> _PROBLEM REQUIREMENTS_
Restate the entire listing word for word.

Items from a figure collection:

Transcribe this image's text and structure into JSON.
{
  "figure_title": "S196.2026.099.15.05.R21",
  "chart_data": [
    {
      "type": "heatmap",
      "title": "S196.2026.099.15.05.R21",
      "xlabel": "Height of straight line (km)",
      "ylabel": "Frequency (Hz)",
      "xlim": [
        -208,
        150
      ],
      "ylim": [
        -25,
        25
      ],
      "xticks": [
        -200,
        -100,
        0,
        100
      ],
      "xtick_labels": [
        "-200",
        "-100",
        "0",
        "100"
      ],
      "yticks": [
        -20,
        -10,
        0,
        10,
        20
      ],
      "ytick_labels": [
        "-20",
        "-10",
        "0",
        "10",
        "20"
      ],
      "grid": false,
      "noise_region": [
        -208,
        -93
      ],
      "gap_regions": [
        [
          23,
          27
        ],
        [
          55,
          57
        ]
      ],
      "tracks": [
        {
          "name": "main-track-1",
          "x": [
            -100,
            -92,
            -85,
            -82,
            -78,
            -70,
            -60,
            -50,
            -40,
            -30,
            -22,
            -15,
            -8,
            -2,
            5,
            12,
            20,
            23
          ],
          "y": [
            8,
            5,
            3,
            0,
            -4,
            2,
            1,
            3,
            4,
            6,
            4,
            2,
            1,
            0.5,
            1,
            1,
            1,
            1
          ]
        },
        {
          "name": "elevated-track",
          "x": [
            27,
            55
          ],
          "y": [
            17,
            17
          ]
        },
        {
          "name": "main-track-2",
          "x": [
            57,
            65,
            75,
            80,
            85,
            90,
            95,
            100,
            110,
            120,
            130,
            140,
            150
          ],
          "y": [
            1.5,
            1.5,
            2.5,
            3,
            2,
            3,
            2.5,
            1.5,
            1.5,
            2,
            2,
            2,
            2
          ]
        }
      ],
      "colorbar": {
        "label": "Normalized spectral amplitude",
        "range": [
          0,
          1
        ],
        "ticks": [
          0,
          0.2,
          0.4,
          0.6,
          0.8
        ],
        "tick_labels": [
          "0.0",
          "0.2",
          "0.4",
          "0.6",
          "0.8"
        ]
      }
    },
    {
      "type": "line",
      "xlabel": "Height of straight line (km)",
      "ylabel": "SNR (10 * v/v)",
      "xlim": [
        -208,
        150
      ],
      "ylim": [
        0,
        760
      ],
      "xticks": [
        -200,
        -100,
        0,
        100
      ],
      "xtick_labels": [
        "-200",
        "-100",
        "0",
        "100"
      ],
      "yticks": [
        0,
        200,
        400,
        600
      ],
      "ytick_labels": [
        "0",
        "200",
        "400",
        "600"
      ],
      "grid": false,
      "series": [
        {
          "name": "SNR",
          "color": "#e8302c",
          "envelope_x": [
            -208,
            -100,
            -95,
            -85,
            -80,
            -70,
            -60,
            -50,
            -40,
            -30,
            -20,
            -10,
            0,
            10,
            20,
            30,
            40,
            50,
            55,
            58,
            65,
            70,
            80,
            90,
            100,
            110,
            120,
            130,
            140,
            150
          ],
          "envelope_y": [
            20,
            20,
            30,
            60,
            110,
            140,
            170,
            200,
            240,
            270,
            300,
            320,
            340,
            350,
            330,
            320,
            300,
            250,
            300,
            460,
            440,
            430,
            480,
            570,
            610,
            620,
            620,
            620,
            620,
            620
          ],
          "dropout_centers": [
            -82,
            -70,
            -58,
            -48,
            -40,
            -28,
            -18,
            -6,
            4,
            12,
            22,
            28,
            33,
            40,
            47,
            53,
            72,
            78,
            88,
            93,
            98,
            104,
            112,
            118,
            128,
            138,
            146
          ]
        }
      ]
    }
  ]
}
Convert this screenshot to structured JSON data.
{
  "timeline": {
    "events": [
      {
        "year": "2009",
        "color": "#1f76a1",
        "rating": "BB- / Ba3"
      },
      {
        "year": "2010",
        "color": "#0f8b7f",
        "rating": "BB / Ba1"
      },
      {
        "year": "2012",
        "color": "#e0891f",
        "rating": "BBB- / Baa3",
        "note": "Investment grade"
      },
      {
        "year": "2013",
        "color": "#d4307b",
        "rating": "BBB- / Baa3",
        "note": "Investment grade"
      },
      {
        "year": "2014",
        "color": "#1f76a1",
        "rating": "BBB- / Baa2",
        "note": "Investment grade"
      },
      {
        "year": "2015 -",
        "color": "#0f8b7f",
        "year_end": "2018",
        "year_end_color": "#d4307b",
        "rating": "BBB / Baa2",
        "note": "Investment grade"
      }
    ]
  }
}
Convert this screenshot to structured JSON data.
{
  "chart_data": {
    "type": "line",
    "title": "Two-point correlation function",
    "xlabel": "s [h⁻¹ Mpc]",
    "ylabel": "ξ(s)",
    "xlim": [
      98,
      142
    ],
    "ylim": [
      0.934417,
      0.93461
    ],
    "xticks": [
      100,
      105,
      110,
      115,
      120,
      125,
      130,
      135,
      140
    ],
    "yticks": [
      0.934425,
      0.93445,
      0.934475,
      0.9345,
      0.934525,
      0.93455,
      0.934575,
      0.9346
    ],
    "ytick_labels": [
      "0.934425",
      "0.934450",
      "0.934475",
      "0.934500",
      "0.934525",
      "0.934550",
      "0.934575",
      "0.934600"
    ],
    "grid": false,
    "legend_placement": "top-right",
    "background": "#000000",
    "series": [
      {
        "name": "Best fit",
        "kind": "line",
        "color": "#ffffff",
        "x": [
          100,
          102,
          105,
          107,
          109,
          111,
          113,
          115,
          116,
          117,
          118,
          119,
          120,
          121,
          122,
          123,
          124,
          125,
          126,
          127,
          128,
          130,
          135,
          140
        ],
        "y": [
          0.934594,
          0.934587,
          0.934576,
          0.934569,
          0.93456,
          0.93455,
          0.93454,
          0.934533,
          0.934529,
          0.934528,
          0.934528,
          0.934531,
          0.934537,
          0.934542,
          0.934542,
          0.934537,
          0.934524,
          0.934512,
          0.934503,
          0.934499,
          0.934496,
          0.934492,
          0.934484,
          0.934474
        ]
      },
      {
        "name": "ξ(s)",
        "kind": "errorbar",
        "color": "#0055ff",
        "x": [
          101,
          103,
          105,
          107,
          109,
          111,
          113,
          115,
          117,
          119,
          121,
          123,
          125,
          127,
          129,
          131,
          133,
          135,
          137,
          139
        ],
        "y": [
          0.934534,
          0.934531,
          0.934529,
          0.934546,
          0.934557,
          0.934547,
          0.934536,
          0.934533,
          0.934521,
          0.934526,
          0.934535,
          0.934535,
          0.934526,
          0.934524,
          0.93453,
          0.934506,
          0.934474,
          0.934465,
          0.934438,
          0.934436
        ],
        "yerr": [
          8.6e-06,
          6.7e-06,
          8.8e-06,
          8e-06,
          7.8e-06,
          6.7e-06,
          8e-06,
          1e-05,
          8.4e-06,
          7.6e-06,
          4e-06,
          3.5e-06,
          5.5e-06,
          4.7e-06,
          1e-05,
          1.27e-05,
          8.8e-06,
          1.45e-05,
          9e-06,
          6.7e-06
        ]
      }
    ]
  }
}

> _RESPONSE FOR THIS EXERCISE_
Transcribe this image's text and structure into JSON.
{
  "figure_title": "S196.2026.099.15.05.R21",
  "chart_data": [
    {
      "type": "heatmap",
      "title": "S196.2026.099.15.05.R21",
      "xlabel": "Height of straight line (km)",
      "ylabel": "Frequency (Hz)",
      "xlim": [
        -208,
        150
      ],
      "ylim": [
        -25,
        25
      ],
      "xticks": [
        -200,
        -100,
        0,
        100
      ],
      "xtick_labels": [
        "-200",
        "-100",
        "0",
        "100"
      ],
      "yticks": [
        -20,
        -10,
        0,
        10,
        20
      ],
      "ytick_labels": [
        "-20",
        "-10",
        "0",
        "10",
        "20"
      ],
      "grid": false,
      "noise_region": [
        -208,
        -93
      ],
      "gap_regions": [
        [
          23,
          27
        ],
        [
          55,
          57
        ]
      ],
      "tracks": [
        {
          "name": "main-track-1",
          "x": [
            -100,
            -92,
            -85,
            -82,
            -78,
            -70,
            -60,
            -50,
            -40,
            -30,
            -22,
            -15,
            -8,
            -2,
            5,
            12,
            20,
            23
          ],
          "y": [
            8,
            5,
            3,
            0,
            -4,
            2,
            1,
            3,
            4,
            6,
            4,
            2,
            1,
            0.5,
            1,
            1,
            1,
            1
          ]
        },
        {
          "name": "elevated-track",
          "x": [
            27,
            55
          ],
          "y": [
            17,
            17
          ]
        },
        {
          "name": "main-track-2",
          "x": [
            57,
            65,
            75,
            80,
            85,
            90,
            95,
            100,
            110,
            120,
            130,
            140,
            150
          ],
          "y": [
            1.5,
            1.5,
            2.5,
            3,
            2,
            3,
            2.5,
            1.5,
            1.5,
            2,
            2,
            2,
            2
          ]
        }
      ],
      "colorbar": {
        "label": "Normalized spectral amplitude",
        "range": [
          0,
          1
        ],
        "ticks": [
          0,
          0.2,
          0.4,
          0.6,
          0.8
        ],
        "tick_labels": [
          "0.0",
          "0.2",
          "0.4",
          "0.6",
          "0.8"
        ]
      }
    },
    {
      "type": "line",
      "xlabel": "Height of straight line (km)",
      "ylabel": "SNR (10 * v/v)",
      "xlim": [
        -208,
        150
      ],
      "ylim": [
        0,
        760
      ],
      "xticks": [
        -200,
        -100,
        0,
        100
      ],
      "xtick_labels": [
        "-200",
        "-100",
        "0",
        "100"
      ],
      "yticks": [
        0,
        200,
        400,
        600
      ],
      "ytick_labels": [
        "0",
        "200",
        "400",
        "600"
      ],
      "grid": false,
      "series": [
        {
          "name": "SNR",
          "color": "#e8302c",
          "envelope_x": [
            -208,
            -100,
            -95,
            -85,
            -80,
            -70,
            -60,
            -50,
            -40,
            -30,
            -20,
            -10,
            0,
            10,
            20,
            30,
            40,
            50,
            55,
            58,
            65,
            70,
            80,
            90,
            100,
            110,
            120,
            130,
            140,
            150
          ],
          "envelope_y": [
            20,
            20,
            30,
            60,
            110,
            140,
            170,
            200,
            240,
            270,
            300,
            320,
            340,
            350,
            330,
            320,
            300,
            250,
            300,
            460,
            440,
            430,
            480,
            570,
            610,
            620,
            620,
            620,
            620,
            620
          ],
          "dropout_centers": [
            -82,
            -70,
            -58,
            -48,
            -40,
            -28,
            -18,
            -6,
            4,
            12,
            22,
            28,
            33,
            40,
            47,
            53,
            72,
            78,
            88,
            93,
            98,
            104,
            112,
            118,
            128,
            138,
            146
          ]
        }
      ]
    }
  ]
}
Convert this screenshot to structured JSON data.
{
  "timeline": {
    "events": [
      {
        "year": "2009",
        "color": "#1f76a1",
        "rating": "BB- / Ba3"
      },
      {
        "year": "2010",
        "color": "#0f8b7f",
        "rating": "BB / Ba1"
      },
      {
        "year": "2012",
        "color": "#e0891f",
        "rating": "BBB- / Baa3",
        "note": "Investment grade"
      },
      {
        "year": "2013",
        "color": "#d4307b",
        "rating": "BBB- / Baa3",
        "note": "Investment grade"
      },
      {
        "year": "2014",
        "color": "#1f76a1",
        "rating": "BBB- / Baa2",
        "note": "Investment grade"
      },
      {
        "year": "2015 -",
        "color": "#0f8b7f",
        "year_end": "2018",
        "year_end_color": "#d4307b",
        "rating": "BBB / Baa2",
        "note": "Investment grade"
      }
    ]
  }
}
Convert this screenshot to structured JSON data.
{
  "chart_data": {
    "type": "line",
    "title": "Two-point correlation function",
    "xlabel": "s [h⁻¹ Mpc]",
    "ylabel": "ξ(s)",
    "xlim": [
      98,
      142
    ],
    "ylim": [
      0.934417,
      0.93461
    ],
    "xticks": [
      100,
      105,
      110,
      115,
      120,
      125,
      130,
      135,
      140
    ],
    "yticks": [
      0.934425,
      0.93445,
      0.934475,
      0.9345,
      0.934525,
      0.93455,
      0.934575,
      0.9346
    ],
    "ytick_labels": [
      "0.934425",
      "0.934450",
      "0.934475",
      "0.934500",
      "0.934525",
      "0.934550",
      "0.934575",
      "0.934600"
    ],
    "grid": false,
    "legend_placement": "top-right",
    "background": "#000000",
    "series": [
      {
        "name": "Best fit",
        "kind": "line",
        "color": "#ffffff",
        "x": [
          100,
          102,
          105,
          107,
          109,
          111,
          113,
          115,
          116,
          117,
          118,
          119,
          120,
          121,
          122,
          123,
          124,
          125,
          126,
          127,
          128,
          130,
          135,
          140
        ],
        "y": [
          0.934594,
          0.934587,
          0.934576,
          0.934569,
          0.93456,
          0.93455,
          0.93454,
          0.934533,
          0.934529,
          0.934528,
          0.934528,
          0.934531,
          0.934537,
          0.934542,
          0.934542,
          0.934537,
          0.934524,
          0.934512,
          0.934503,
          0.934499,
          0.934496,
          0.934492,
          0.934484,
          0.934474
        ]
      },
      {
        "name": "ξ(s)",
        "kind": "errorbar",
        "color": "#0055ff",
        "x": [
          101,
          103,
          105,
          107,
          109,
          111,
          113,
          115,
          117,
          119,
          121,
          123,
          125,
          127,
          129,
          131,
          133,
          135,
          137,
          139
        ],
        "y": [
          0.934534,
          0.934531,
          0.934529,
          0.934546,
          0.934557,
          0.934547,
          0.934536,
          0.934533,
          0.934521,
          0.934526,
          0.934535,
          0.934535,
          0.934526,
          0.934524,
          0.93453,
          0.934506,
          0.934474,
          0.934465,
          0.934438,
          0.934436
        ],
        "yerr": [
          8.6e-06,
          6.7e-06,
          8.8e-06,
          8e-06,
          7.8e-06,
          6.7e-06,
          8e-06,
          1e-05,
          8.4e-06,
          7.6e-06,
          4e-06,
          3.5e-06,
          5.5e-06,
          4.7e-06,
          1e-05,
          1.27e-05,
          8.8e-06,
          1.45e-05,
          9e-06,
          6.7e-06
        ]
      }
    ]
  }
}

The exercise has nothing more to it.